EXTRAIT SOURCE =
* * *
Samuel Beckett à la recherche inquiétante du regard aveugle

Despina Andropoulou

Film est un court-métrage muet de 22 minutes, écrit en 1963 par Samuel Beckett et réalisé en 1964 par le metteur en scène Alan Schneider. S. Beckett, dans son unique film, explore la structure du regard, voire du « savage eye » [1], de l’œil fauve qu’incarne la caméra à la poursuite d’un sujet qui devient le lieu d’un visible échappant à la conscience. Il précise le dispositif de l’action : « le protagoniste se scinde en deux, objet (O) et œil (Oe), le premier en fuite, le second à sa poursuite » [2]. « Il apparaîtra à la fin du film que l’œil poursuivant est celui non pas d’un quelconque tiers, mais celui du soi. » [3] 

Mû par la formule de l’évêque et philosophe idéaliste George Berkeley, critiquée à plusieurs reprises par Lacan [4], esse est percipi, « être c’est être vu », S. Beckett, en reversant la formule en non esse, cherche les conditions du non être et nous donne en trois scènes, ce que Gérard Wacjman résume de façon tout à fait pertinente : « Un vivant s’emploie à déshabiter tout, la ville, la société, le langage, sa maison, jusqu’à son propre corps. Comment soustraire sa présence ? Tout l’effort porte à séparer son corps de son image, à arracher son visage, à déposer son enveloppe visible. Se défaire de soi-même, mais sans se tuer ; s’extraire de la vie des voyants, mais sans se crever les yeux [5] ». Pour ce faire, assistant au tournage de son seul film, on imagine que S. Beckett n’avait donné qu’une consigne à son acteur, Buster Keaton : « Chercher à ne pas être. Par tous les moyens [6] ».

Le film, muet à l’exception du « chut ! » de la première partie, comporte trois moments : la rue, l’escalier et la chambre. Le spectateur assiste à la recherche menée selon une logique spéculative, démontrée de manière géométrique, des conditions permettant à O de ne pas ressentir « l’angoisse d’être perçu [7] ». Afin de présenter à l’écran la recherche du point de cécité dans l’Autre, qui offre au sujet un abri et permet la construction d’une « fenêtre » stable sur le monde, un cadre qui unifie le champ du visible et le met à la disposition du sujet qui se situe en dehors du tableau, S. Beckett invente « l’angle d’immunité [8] ». Recherche exacte, donc, d’un angle de vision qui ne doit pas excéder 45°. À 45° O est inconscient du regard, à 46° il est conscient. Le personnage « entre en percipi [9] », lorsque la caméra excède derrière son dos un angle de 45°.
* * *
Pour chaque affirmation, dites par oui ou non si elle concorde avec l’extrait sur Film de Beckett, puis citez mot pour mot le passage qui tranche : (a) Le film a été réalisé en 1964 par Alan Schneider. (b) Le film ne contient aucun son de voix. (c) À 45°, O est conscient du regard.

BLOC DE DONNÉES =
* * *
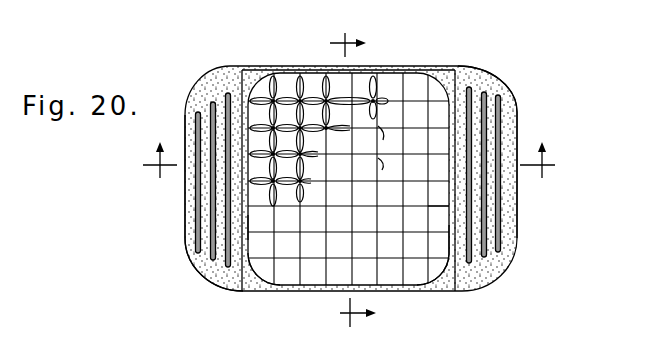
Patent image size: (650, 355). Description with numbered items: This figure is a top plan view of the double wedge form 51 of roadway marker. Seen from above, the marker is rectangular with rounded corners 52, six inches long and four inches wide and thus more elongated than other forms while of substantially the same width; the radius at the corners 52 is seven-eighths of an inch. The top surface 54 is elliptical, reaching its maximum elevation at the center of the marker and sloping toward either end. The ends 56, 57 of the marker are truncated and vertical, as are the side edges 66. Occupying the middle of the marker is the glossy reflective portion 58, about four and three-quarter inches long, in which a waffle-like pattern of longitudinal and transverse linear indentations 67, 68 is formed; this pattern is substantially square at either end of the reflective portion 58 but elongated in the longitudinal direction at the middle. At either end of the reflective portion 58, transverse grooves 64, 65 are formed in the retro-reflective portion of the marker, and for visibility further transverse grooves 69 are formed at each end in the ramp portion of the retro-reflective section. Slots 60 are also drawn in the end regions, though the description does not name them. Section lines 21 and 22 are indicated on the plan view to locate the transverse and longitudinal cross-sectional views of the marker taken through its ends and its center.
* * *
RÉPONSE ATTENDUE =
(a) Oui : « réalisé en 1964 par le metteur en scène Alan Schneider ».
(b) Non : « muet à l’exception du « chut ! » de la première partie ».
(c) Non : « À 45° O est inconscient du regard ».